Data records:
== == ==

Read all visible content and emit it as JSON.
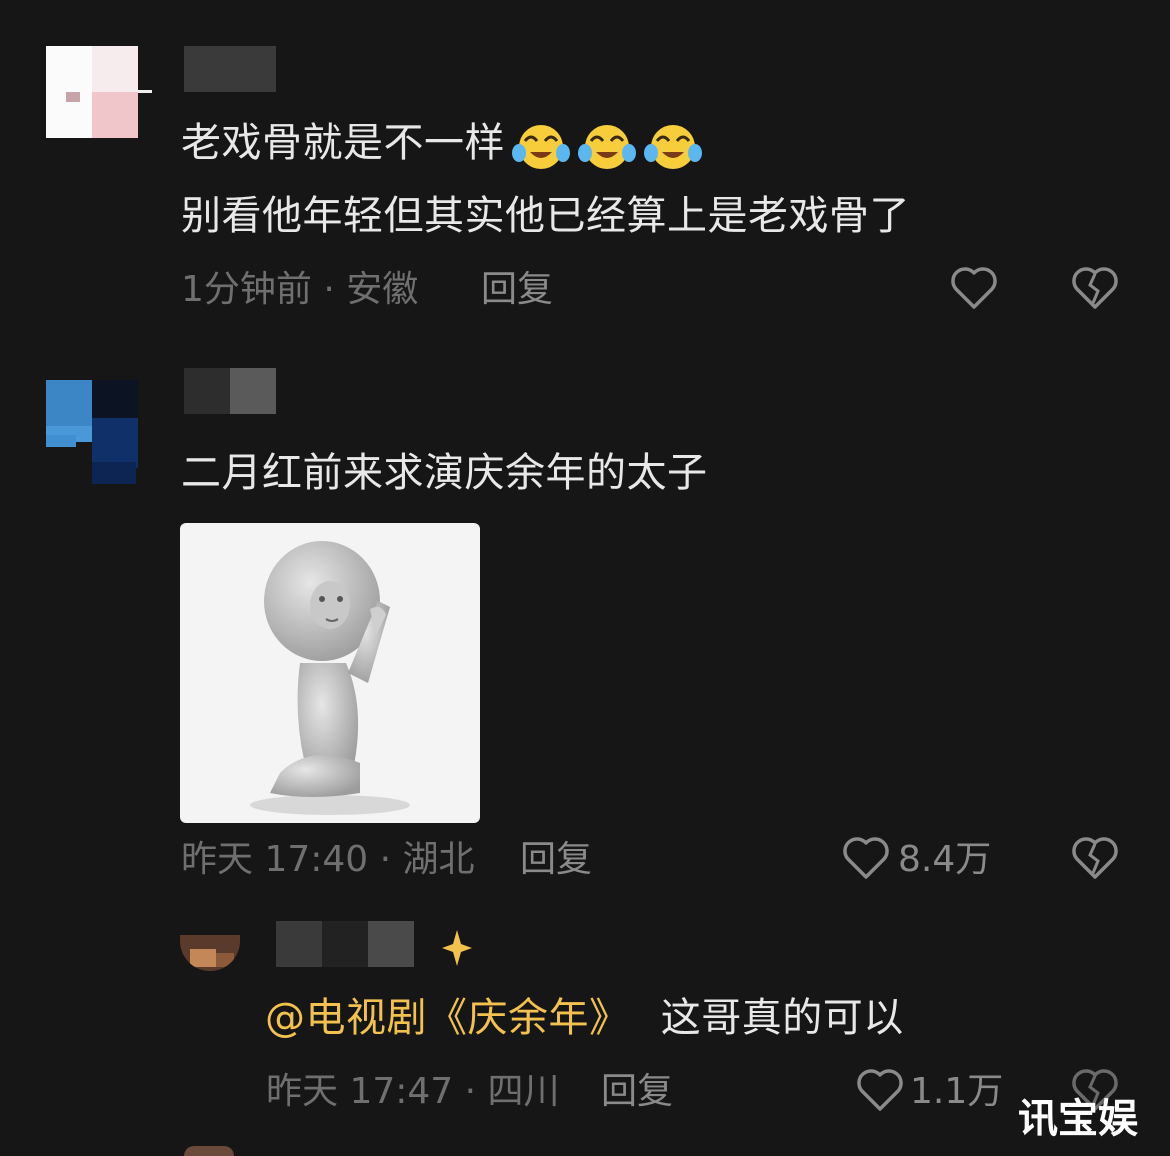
{
  "comments": [
    {
      "text_line1": "老戏骨就是不一样",
      "emojis": [
        "crying-laughing-emoji",
        "crying-laughing-emoji",
        "crying-laughing-emoji"
      ],
      "text_line2": "别看他年轻但其实他已经算上是老戏骨了",
      "meta": "1分钟前 · 安徽",
      "reply": "回复"
    },
    {
      "text": "二月红前来求演庆余年的太子",
      "sticker": "kneeling-praying-figure-sticker",
      "meta": "昨天 17:40 · 湖北",
      "reply": "回复",
      "likes": "8.4万"
    },
    {
      "mention": "@电视剧《庆余年》",
      "text": "这哥真的可以",
      "meta": "昨天 17:47 · 四川",
      "reply": "回复",
      "likes": "1.1万"
    }
  ],
  "watermark": "讯宝娱",
  "colors": {
    "background": "#161616",
    "mention": "#f2c14e",
    "meta": "#6f6f6f"
  }
}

== == ==

### Exercise task
Gather and copy every line of the data in which the string "meta" is found.

### Right answer
      "meta": "1分钟前 · 安徽",
      "meta": "昨天 17:40 · 湖北",
      "meta": "昨天 17:47 · 四川",
    "meta": "#6f6f6f"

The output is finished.